- JOB
Retype, word for word, the part of the excerpt on surface free energy and roughness of steel samples that opens with the words containing "3.2. Surface Roughness" and closes with "RSm (Figure 9).".

- DOCUMENT EXTRACT
↓↓↓

On the basis of the obtained results (Figure 6), it can be concluded that the highest value of surface free energy was obtained for samples A1.1 (59.4 mJ/m²)—with only degreasing and B1.1 (57.9 mJ/m²)—with mechanical treatment and degreasing, and the lowest value was obtained for B2 (51.0 mJ/m²). Samples A1 and A2 were equally valuable in terms of surface free energy. In the case of the dispersion component of SFE, the highest value was obtained for samples B1.1 (43.3 mJ/m²) and A1 (42.8 mJ/m²). However, in the case of the polar component of SFE, the highest value was obtained for samples A1.1 (16.7 mJ/m²) and then for samples B1 (14.7 mJ/m²) and B1.1 (14.6 mJ/m²), and the lowest value was obtained for samples B2 (11.0 mJ/m²) and A1 (11.1 mJ/m²). It has been noticed that greater differences in the values of the SFE components occur in the case of the polar component of surface free energy (the difference between the highest and the lowest value is 34%).

3.2. Surface Roughness Parameters

The results of the analyzed parameters were divided into three groups:

• Vertical parameters: Rp, Rv, Rt and Rz (Figure 7);
• Amplitude parameters: Ra, Rsk and Rku (Figure 8),
• Horizontal parameter: RSm (Figure 9).

On the basis of the obtained measurement results of the vertical parameters (Figure 7), it can be noticed that the highest value of the high of the surface roughness profile (Rp) was obtained for the A1 samples, and the lowest for the B2 samples. The averaged results of the measurements of the surface roughness parameter Rv of steel samples C45 proved that the value of the depth of the lowest cavity of the Rv surface roughness profile decreases when the surface is covered with a paint coating. The use of sandpaper to prepare the surface (B1, B2) causes an additional decrease in the value of this roughness parameter, both in the case of covering the surface of the samples with a paint coating (A2, B2) and samples without the application of the coating (A1, B1). The averaged results of the surface roughness measurements of the C45 steel samples showed that the value of the surface roughness parameter Rt decreased when the surface is covered with a paint coating and sandpaper is used for surface preparation. The lowest value of the Rt parameter was observed for samples with preparation B2, and the highest was for samples A1. On the basis of the obtained measurement results (Figure 7), it can be seen that the surfaces of A1 and B1 samples were characterized by the Rz greatest height parameter of the surface roughness. Much lower values were observed when the paint coating was applied on the surface of A2 and B2 samples. It can also be concluded that the value of the Rz parameter decreases in the case of using the mechanical treatment to prepare the adherends’ surface.

↑↑↑

- EXTRACTED INFORMATION
↓↓↓

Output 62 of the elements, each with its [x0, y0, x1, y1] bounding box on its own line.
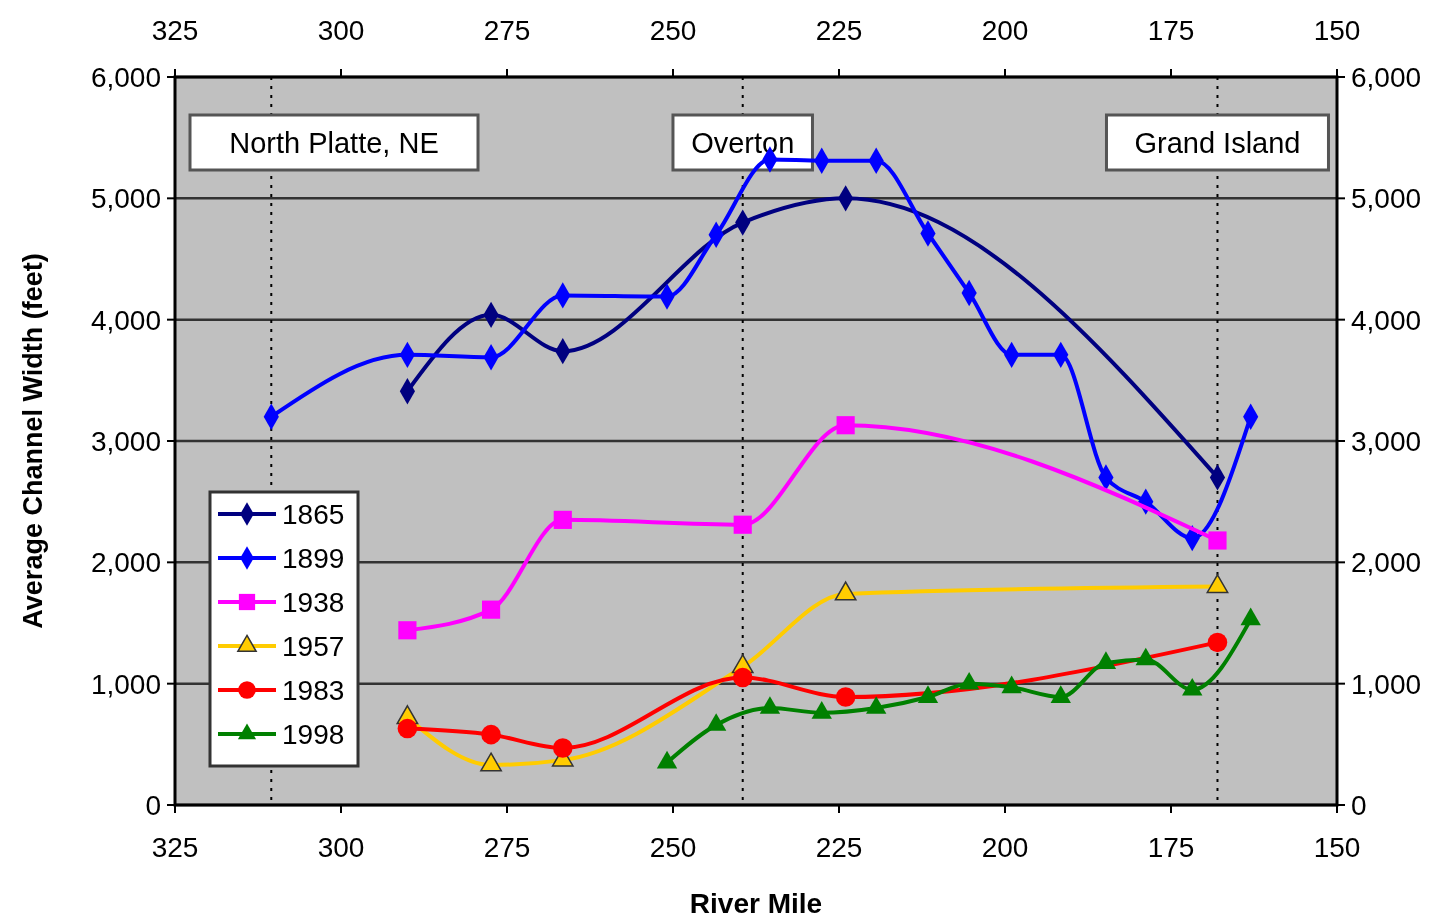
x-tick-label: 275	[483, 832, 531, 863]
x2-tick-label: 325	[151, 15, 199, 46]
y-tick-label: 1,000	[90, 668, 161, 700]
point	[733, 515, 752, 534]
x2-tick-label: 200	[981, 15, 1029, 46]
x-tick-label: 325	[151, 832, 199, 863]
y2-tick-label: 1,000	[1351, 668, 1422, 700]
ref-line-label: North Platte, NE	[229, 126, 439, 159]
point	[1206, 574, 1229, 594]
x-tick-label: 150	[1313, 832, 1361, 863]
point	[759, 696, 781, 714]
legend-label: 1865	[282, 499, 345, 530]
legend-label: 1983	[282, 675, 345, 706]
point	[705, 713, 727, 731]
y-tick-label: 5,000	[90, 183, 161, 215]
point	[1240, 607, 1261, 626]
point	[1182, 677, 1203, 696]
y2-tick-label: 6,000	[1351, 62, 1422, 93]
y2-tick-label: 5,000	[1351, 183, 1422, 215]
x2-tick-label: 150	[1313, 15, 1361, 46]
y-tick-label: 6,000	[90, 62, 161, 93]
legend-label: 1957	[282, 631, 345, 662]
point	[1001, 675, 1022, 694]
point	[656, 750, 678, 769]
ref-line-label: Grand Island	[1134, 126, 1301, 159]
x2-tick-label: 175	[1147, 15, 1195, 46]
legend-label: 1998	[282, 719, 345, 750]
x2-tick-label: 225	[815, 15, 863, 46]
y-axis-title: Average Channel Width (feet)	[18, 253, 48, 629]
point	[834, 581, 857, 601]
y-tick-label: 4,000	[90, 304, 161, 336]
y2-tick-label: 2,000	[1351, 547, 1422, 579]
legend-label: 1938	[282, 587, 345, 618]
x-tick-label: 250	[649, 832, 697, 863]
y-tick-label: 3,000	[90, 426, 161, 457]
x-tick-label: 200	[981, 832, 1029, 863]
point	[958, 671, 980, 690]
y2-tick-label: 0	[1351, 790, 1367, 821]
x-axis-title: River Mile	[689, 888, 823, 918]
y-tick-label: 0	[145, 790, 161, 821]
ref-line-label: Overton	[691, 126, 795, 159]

↑↑↑

- COMPLETE RESPONSE
3.2. Surface Roughness Parameters

The results of the analyzed parameters were divided into three groups:

• Vertical parameters: Rp, Rv, Rt and Rz (Figure 7);
• Amplitude parameters: Ra, Rsk and Rku (Figure 8),
• Horizontal parameter: RSm (Figure 9).